-- start Information provided --

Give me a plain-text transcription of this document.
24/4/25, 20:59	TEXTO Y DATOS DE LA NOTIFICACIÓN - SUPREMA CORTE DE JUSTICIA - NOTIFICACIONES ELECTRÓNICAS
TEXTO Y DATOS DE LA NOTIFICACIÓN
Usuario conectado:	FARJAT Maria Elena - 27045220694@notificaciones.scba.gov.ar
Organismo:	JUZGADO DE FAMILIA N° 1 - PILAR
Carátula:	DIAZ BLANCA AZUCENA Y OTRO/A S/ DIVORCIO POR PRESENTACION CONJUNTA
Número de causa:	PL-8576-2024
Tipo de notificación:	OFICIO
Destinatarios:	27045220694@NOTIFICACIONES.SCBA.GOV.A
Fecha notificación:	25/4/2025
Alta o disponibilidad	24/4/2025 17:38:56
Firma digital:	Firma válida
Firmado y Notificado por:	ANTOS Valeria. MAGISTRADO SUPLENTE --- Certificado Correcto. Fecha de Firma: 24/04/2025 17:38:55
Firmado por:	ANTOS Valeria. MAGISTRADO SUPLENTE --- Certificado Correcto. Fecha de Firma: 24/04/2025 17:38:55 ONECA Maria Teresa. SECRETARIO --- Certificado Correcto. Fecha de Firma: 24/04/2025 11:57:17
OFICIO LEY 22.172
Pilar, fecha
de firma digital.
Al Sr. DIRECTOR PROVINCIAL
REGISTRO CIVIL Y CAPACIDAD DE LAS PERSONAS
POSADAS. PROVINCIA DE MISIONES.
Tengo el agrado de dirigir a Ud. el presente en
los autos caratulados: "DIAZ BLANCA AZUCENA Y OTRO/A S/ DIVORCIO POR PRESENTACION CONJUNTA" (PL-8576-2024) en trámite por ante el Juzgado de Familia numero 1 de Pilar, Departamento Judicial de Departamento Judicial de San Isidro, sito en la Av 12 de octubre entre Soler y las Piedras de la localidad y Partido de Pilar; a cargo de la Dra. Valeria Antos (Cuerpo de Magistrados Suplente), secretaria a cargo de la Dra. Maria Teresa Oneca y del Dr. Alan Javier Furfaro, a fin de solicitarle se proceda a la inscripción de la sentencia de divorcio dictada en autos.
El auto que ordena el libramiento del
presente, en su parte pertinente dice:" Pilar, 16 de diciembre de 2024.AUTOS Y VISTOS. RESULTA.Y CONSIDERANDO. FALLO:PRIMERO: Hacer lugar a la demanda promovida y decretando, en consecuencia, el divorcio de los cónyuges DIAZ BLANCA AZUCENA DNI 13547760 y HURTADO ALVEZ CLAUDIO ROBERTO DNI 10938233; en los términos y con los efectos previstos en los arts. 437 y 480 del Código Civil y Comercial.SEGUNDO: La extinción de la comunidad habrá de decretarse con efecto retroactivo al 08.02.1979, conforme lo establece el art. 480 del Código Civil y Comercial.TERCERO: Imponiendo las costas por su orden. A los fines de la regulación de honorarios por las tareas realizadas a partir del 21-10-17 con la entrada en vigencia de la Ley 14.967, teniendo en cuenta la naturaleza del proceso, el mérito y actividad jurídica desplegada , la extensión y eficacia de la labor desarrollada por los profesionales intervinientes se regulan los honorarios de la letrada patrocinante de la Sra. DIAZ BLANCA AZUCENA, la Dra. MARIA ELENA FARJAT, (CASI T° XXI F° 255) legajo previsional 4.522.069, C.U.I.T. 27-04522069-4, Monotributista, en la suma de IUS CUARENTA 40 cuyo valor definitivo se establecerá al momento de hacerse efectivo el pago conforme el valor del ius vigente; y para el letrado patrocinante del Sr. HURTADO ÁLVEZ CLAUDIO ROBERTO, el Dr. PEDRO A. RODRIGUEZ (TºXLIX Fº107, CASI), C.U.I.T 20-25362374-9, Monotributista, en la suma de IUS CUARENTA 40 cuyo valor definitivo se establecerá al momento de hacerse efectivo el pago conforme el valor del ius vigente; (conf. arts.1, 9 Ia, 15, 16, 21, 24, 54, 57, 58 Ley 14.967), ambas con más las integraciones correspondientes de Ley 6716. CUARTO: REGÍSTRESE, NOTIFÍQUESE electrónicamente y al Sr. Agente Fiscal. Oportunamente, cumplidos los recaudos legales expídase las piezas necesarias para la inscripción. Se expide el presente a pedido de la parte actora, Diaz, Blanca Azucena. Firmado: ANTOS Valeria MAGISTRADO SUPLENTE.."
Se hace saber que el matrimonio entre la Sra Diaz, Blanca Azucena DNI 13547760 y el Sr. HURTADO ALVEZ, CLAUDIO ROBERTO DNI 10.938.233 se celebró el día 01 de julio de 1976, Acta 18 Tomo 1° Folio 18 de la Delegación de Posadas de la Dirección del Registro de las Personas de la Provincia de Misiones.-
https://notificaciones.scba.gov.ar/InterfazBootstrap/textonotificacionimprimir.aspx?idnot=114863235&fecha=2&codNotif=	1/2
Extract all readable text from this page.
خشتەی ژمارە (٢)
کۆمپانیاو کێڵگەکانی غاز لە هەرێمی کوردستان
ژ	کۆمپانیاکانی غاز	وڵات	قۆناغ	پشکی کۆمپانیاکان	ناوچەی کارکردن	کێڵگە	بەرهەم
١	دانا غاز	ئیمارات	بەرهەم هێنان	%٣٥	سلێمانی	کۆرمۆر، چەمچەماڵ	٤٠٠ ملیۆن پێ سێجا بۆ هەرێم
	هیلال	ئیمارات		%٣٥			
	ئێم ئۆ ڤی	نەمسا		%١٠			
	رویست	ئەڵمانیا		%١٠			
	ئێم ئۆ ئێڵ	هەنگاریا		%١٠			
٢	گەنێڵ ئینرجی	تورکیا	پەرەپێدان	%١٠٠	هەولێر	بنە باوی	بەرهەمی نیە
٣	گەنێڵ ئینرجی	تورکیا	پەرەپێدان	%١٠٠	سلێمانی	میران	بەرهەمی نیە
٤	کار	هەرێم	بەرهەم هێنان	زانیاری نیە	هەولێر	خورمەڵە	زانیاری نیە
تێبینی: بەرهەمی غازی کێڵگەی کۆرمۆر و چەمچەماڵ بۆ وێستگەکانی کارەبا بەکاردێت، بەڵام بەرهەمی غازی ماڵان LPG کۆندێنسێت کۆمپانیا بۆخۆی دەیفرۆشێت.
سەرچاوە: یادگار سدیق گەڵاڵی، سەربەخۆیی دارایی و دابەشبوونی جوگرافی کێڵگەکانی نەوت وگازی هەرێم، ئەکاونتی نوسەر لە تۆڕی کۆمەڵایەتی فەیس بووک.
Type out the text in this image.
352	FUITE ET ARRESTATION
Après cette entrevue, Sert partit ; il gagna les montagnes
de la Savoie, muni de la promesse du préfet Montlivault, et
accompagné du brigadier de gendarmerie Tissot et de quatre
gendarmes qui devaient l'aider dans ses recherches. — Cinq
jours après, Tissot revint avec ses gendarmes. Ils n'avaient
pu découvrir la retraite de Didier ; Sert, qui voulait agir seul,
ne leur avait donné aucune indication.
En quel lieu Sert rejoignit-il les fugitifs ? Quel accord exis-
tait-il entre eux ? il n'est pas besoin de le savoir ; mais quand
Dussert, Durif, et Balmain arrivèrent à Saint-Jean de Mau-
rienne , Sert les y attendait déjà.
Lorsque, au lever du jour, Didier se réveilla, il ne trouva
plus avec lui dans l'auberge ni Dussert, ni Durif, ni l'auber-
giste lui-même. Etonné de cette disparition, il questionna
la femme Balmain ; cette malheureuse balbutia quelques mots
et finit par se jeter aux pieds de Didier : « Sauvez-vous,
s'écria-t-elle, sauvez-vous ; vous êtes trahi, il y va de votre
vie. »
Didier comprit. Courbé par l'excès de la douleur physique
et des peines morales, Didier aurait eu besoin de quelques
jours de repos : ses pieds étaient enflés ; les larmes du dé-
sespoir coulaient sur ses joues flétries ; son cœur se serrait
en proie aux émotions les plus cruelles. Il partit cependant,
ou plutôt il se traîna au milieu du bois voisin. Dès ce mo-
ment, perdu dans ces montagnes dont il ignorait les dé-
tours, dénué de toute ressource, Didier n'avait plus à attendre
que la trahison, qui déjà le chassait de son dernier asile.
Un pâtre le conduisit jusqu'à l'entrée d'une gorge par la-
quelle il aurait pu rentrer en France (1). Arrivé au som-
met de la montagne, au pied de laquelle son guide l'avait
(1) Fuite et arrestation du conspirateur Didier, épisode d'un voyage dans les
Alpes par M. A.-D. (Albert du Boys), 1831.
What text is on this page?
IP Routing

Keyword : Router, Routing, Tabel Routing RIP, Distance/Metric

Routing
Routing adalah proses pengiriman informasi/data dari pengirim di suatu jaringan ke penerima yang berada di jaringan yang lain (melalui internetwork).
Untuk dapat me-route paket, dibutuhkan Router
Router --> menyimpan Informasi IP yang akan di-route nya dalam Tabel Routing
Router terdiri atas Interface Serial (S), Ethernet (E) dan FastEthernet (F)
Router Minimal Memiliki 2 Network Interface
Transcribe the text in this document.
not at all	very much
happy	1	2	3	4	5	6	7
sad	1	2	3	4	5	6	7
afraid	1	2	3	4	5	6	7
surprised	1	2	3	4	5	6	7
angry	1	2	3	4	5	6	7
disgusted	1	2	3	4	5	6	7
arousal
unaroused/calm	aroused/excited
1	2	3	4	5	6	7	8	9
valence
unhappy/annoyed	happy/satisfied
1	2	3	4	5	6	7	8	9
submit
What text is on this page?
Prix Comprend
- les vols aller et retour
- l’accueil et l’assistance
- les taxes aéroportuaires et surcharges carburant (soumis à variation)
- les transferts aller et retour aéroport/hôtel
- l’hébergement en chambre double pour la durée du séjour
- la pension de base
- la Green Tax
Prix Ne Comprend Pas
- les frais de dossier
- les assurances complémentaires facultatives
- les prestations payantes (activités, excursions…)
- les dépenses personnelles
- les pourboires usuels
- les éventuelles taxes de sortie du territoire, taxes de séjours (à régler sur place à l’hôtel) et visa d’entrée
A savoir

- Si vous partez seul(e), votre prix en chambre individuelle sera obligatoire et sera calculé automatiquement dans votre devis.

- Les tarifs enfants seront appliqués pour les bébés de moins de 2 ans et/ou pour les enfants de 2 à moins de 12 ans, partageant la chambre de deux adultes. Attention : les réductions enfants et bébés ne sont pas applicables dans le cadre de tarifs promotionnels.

-- end Information provided --

▸ Short problem
Report each line in the data that holds the word "gendarmes".

▸ Answer to this task
gendarmes qui devaient l'aider dans ses recherches. — Cinq
jours après, Tissot revint avec ses gendarmes. Ils n'avaient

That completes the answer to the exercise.